▸ **Problem requirements**
Exactly as they appear, output all of the records. Skip any images.

▸ **Extracted entries**
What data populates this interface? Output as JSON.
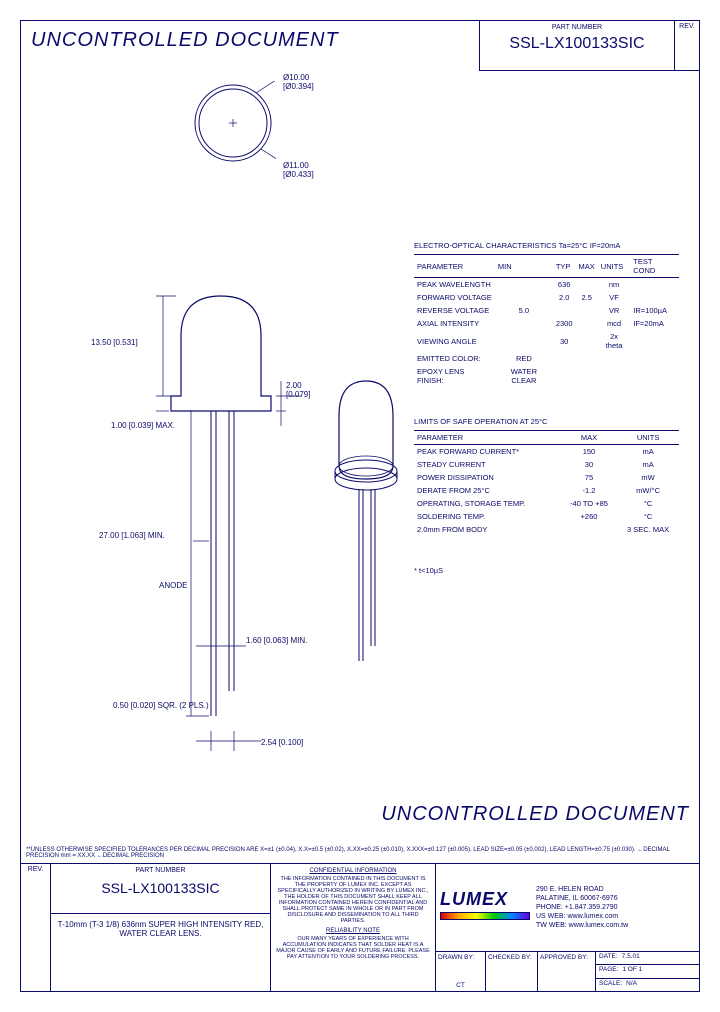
{
  "watermark": "UNCONTROLLED DOCUMENT",
  "header": {
    "part_label": "PART NUMBER",
    "part_number": "SSL-LX100133SIC",
    "rev_label": "REV."
  },
  "dims": {
    "d_outer": "Ø10.00 [Ø0.394]",
    "d_inner": "Ø11.00 [Ø0.433]",
    "h_body": "13.50 [0.531]",
    "flange": "2.00 [0.079]",
    "flange_h": "1.00 [0.039] MAX.",
    "lead_len": "27.00 [1.063] MIN.",
    "anode": "ANODE",
    "lead_gap": "1.60 [0.063] MIN.",
    "lead_sq": "0.50 [0.020] SQR. (2 PLS.)",
    "pitch": "2.54 [0.100]"
  },
  "table1": {
    "title": "ELECTRO-OPTICAL CHARACTERISTICS Ta=25°C    IF=20mA",
    "cols": [
      "PARAMETER",
      "MIN",
      "TYP",
      "MAX",
      "UNITS",
      "TEST COND"
    ],
    "rows": [
      [
        "PEAK WAVELENGTH",
        "",
        "636",
        "",
        "nm",
        ""
      ],
      [
        "FORWARD VOLTAGE",
        "",
        "2.0",
        "2.5",
        "VF",
        ""
      ],
      [
        "REVERSE VOLTAGE",
        "5.0",
        "",
        "",
        "VR",
        "IR=100µA"
      ],
      [
        "AXIAL INTENSITY",
        "",
        "2300",
        "",
        "mcd",
        "IF=20mA"
      ],
      [
        "VIEWING ANGLE",
        "",
        "30",
        "",
        "2x theta",
        ""
      ],
      [
        "EMITTED COLOR:",
        "RED",
        "",
        "",
        "",
        ""
      ],
      [
        "EPOXY LENS FINISH:",
        "WATER CLEAR",
        "",
        "",
        "",
        ""
      ]
    ]
  },
  "table2": {
    "title": "LIMITS OF SAFE OPERATION AT 25°C",
    "cols": [
      "PARAMETER",
      "MAX",
      "UNITS"
    ],
    "rows": [
      [
        "PEAK FORWARD CURRENT*",
        "150",
        "mA"
      ],
      [
        "STEADY CURRENT",
        "30",
        "mA"
      ],
      [
        "POWER DISSIPATION",
        "75",
        "mW"
      ],
      [
        "DERATE FROM 25°C",
        "-1.2",
        "mW/°C"
      ],
      [
        "OPERATING, STORAGE TEMP.",
        "-40 TO +85",
        "°C"
      ],
      [
        "SOLDERING TEMP.",
        "+260",
        "°C"
      ],
      [
        "2.0mm FROM BODY",
        "",
        "3 SEC. MAX"
      ]
    ],
    "footnote": "* t<10µS"
  },
  "specnote": "**UNLESS OTHERWISE SPECIFIED TOLERANCES PER DECIMAL PRECISION ARE X=±1 (±0.04), X.X=±0.5 (±0.02), X.XX=±0.25 (±0.010), X.XXX=±0.127 (±0.005). LEAD SIZE=±0.05 (±0.002), LEAD LENGTH=±0.75 (±0.030). ←DECIMAL PRECISION    mm = XX.XX ←DECIMAL PRECISION",
  "footer": {
    "rev_label": "REV.",
    "part_label": "PART NUMBER",
    "part_number": "SSL-LX100133SIC",
    "desc": "T-10mm (T-3 1/8) 636nm SUPER HIGH INTENSITY RED, WATER CLEAR LENS.",
    "conf_h": "CONFIDENTIAL INFORMATION",
    "conf": "THE INFORMATION CONTAINED IN THIS DOCUMENT IS THE PROPERTY OF LUMEX INC. EXCEPT AS SPECIFICALLY AUTHORIZED IN WRITING BY LUMEX INC., THE HOLDER OF THIS DOCUMENT SHALL KEEP ALL INFORMATION CONTAINED HEREIN CONFIDENTIAL AND SHALL PROTECT SAME IN WHOLE OR IN PART FROM DISCLOSURE AND DISSEMINATION TO ALL THIRD PARTIES.",
    "rel_h": "RELIABILITY NOTE",
    "rel": "OUR MANY YEARS OF EXPERIENCE WITH ACCUMULATION INDICATES THAT SOLDER HEAT IS A MAJOR CAUSE OF EARLY AND FUTURE FAILURE. PLEASE PAY ATTENTION TO YOUR SOLDERING PROCESS.",
    "logo": "LUMEX",
    "addr": [
      "290 E. HELEN ROAD",
      "PALATINE, IL  60067-6976",
      "PHONE: +1.847.359.2790",
      "US WEB: www.lumex.com",
      "TW WEB: www.lumex.com.tw"
    ],
    "sig": {
      "drawn": "DRAWN BY:",
      "drawn_v": "CT",
      "checked": "CHECKED BY:",
      "approved": "APPROVED BY:"
    },
    "meta": {
      "date_l": "DATE:",
      "date": "7.5.01",
      "page_l": "PAGE:",
      "page": "1 OF 1",
      "scale_l": "SCALE:",
      "scale": "N/A"
    }
  },
  "colors": {
    "ink": "#0a0a6a",
    "bg": "#ffffff"
  }
}
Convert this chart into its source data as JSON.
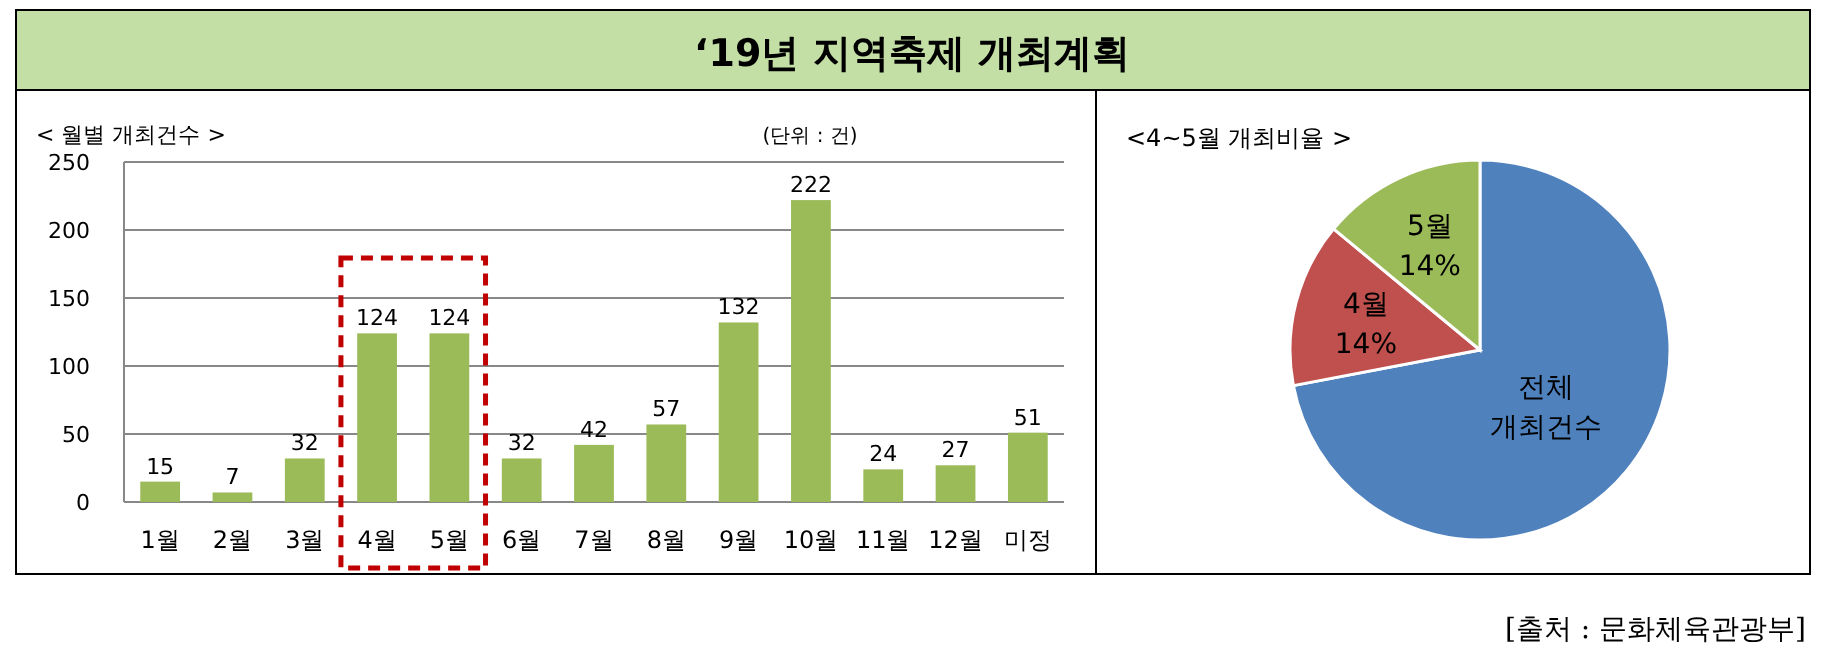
{
  "chart_data": [
    {
      "type": "bar",
      "title": "‘19년 지역축제 개최계획",
      "subtitle": "< 월별 개최건수 >",
      "annotations": [
        "(단위 : 건)"
      ],
      "categories": [
        "1월",
        "2월",
        "3월",
        "4월",
        "5월",
        "6월",
        "7월",
        "8월",
        "9월",
        "10월",
        "11월",
        "12월",
        "미정"
      ],
      "values": [
        15,
        7,
        32,
        124,
        124,
        32,
        42,
        57,
        132,
        222,
        24,
        27,
        51
      ],
      "color": "#9bbb59",
      "ylim": [
        0,
        250
      ],
      "yticks": [
        0,
        50,
        100,
        150,
        200,
        250
      ],
      "grid": "y",
      "data_labels": true
    },
    {
      "type": "pie",
      "title": "<4~5월 개최비율 >",
      "annotations": [
        "[출처 : 문화체육관광부]"
      ],
      "categories": [
        "전체 개최건수",
        "4월",
        "5월"
      ],
      "values": [
        72,
        14,
        14
      ],
      "value_labels": [
        null,
        "14%",
        "14%"
      ],
      "colors": [
        "#4f81bd",
        "#c0504d",
        "#9bbb59"
      ]
    }
  ]
}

▸ **Response below**
What data populates this interface? Output as JSON.
{
  "watermark": "UNCONTROLLED DOCUMENT",
  "header": {
    "part_label": "PART NUMBER",
    "part_number": "SSL-LX100133SIC",
    "rev_label": "REV."
  },
  "dims": {
    "d_outer": "Ø10.00 [Ø0.394]",
    "d_inner": "Ø11.00 [Ø0.433]",
    "h_body": "13.50 [0.531]",
    "flange": "2.00 [0.079]",
    "flange_h": "1.00 [0.039] MAX.",
    "lead_len": "27.00 [1.063] MIN.",
    "anode": "ANODE",
    "lead_gap": "1.60 [0.063] MIN.",
    "lead_sq": "0.50 [0.020] SQR. (2 PLS.)",
    "pitch": "2.54 [0.100]"
  },
  "table1": {
    "title": "ELECTRO-OPTICAL CHARACTERISTICS Ta=25°C    IF=20mA",
    "cols": [
      "PARAMETER",
      "MIN",
      "TYP",
      "MAX",
      "UNITS",
      "TEST COND"
    ],
    "rows": [
      [
        "PEAK WAVELENGTH",
        "",
        "636",
        "",
        "nm",
        ""
      ],
      [
        "FORWARD VOLTAGE",
        "",
        "2.0",
        "2.5",
        "VF",
        ""
      ],
      [
        "REVERSE VOLTAGE",
        "5.0",
        "",
        "",
        "VR",
        "IR=100µA"
      ],
      [
        "AXIAL INTENSITY",
        "",
        "2300",
        "",
        "mcd",
        "IF=20mA"
      ],
      [
        "VIEWING ANGLE",
        "",
        "30",
        "",
        "2x theta",
        ""
      ],
      [
        "EMITTED COLOR:",
        "RED",
        "",
        "",
        "",
        ""
      ],
      [
        "EPOXY LENS FINISH:",
        "WATER CLEAR",
        "",
        "",
        "",
        ""
      ]
    ]
  },
  "table2": {
    "title": "LIMITS OF SAFE OPERATION AT 25°C",
    "cols": [
      "PARAMETER",
      "MAX",
      "UNITS"
    ],
    "rows": [
      [
        "PEAK FORWARD CURRENT*",
        "150",
        "mA"
      ],
      [
        "STEADY CURRENT",
        "30",
        "mA"
      ],
      [
        "POWER DISSIPATION",
        "75",
        "mW"
      ],
      [
        "DERATE FROM 25°C",
        "-1.2",
        "mW/°C"
      ],
      [
        "OPERATING, STORAGE TEMP.",
        "-40 TO +85",
        "°C"
      ],
      [
        "SOLDERING TEMP.",
        "+260",
        "°C"
      ],
      [
        "2.0mm FROM BODY",
        "",
        "3 SEC. MAX"
      ]
    ],
    "footnote": "* t<10µS"
  },
  "specnote": "**UNLESS OTHERWISE SPECIFIED TOLERANCES PER DECIMAL PRECISION ARE X=±1 (±0.04), X.X=±0.5 (±0.02), X.XX=±0.25 (±0.010), X.XXX=±0.127 (±0.005). LEAD SIZE=±0.05 (±0.002), LEAD LENGTH=±0.75 (±0.030). ←DECIMAL PRECISION    mm = XX.XX ←DECIMAL PRECISION",
  "footer": {
    "rev_label": "REV.",
    "part_label": "PART NUMBER",
    "part_number": "SSL-LX100133SIC",
    "desc": "T-10mm (T-3 1/8) 636nm SUPER HIGH INTENSITY RED, WATER CLEAR LENS.",
    "conf_h": "CONFIDENTIAL INFORMATION",
    "conf": "THE INFORMATION CONTAINED IN THIS DOCUMENT IS THE PROPERTY OF LUMEX INC. EXCEPT AS SPECIFICALLY AUTHORIZED IN WRITING BY LUMEX INC., THE HOLDER OF THIS DOCUMENT SHALL KEEP ALL INFORMATION CONTAINED HEREIN CONFIDENTIAL AND SHALL PROTECT SAME IN WHOLE OR IN PART FROM DISCLOSURE AND DISSEMINATION TO ALL THIRD PARTIES.",
    "rel_h": "RELIABILITY NOTE",
    "rel": "OUR MANY YEARS OF EXPERIENCE WITH ACCUMULATION INDICATES THAT SOLDER HEAT IS A MAJOR CAUSE OF EARLY AND FUTURE FAILURE. PLEASE PAY ATTENTION TO YOUR SOLDERING PROCESS.",
    "logo": "LUMEX",
    "addr": [
      "290 E. HELEN ROAD",
      "PALATINE, IL  60067-6976",
      "PHONE: +1.847.359.2790",
      "US WEB: www.lumex.com",
      "TW WEB: www.lumex.com.tw"
    ],
    "sig": {
      "drawn": "DRAWN BY:",
      "drawn_v": "CT",
      "checked": "CHECKED BY:",
      "approved": "APPROVED BY:"
    },
    "meta": {
      "date_l": "DATE:",
      "date": "7.5.01",
      "page_l": "PAGE:",
      "page": "1 OF 1",
      "scale_l": "SCALE:",
      "scale": "N/A"
    }
  },
  "colors": {
    "ink": "#0a0a6a",
    "bg": "#ffffff"
  }
}
Convert this chart into its source data as JSON.
{
  "chart_data": [
    {
      "type": "bar",
      "title": "‘19년 지역축제 개최계획",
      "subtitle": "< 월별 개최건수 >",
      "annotations": [
        "(단위 : 건)"
      ],
      "categories": [
        "1월",
        "2월",
        "3월",
        "4월",
        "5월",
        "6월",
        "7월",
        "8월",
        "9월",
        "10월",
        "11월",
        "12월",
        "미정"
      ],
      "values": [
        15,
        7,
        32,
        124,
        124,
        32,
        42,
        57,
        132,
        222,
        24,
        27,
        51
      ],
      "color": "#9bbb59",
      "ylim": [
        0,
        250
      ],
      "yticks": [
        0,
        50,
        100,
        150,
        200,
        250
      ],
      "grid": "y",
      "data_labels": true
    },
    {
      "type": "pie",
      "title": "<4~5월 개최비율 >",
      "annotations": [
        "[출처 : 문화체육관광부]"
      ],
      "categories": [
        "전체 개최건수",
        "4월",
        "5월"
      ],
      "values": [
        72,
        14,
        14
      ],
      "value_labels": [
        null,
        "14%",
        "14%"
      ],
      "colors": [
        "#4f81bd",
        "#c0504d",
        "#9bbb59"
      ]
    }
  ]
}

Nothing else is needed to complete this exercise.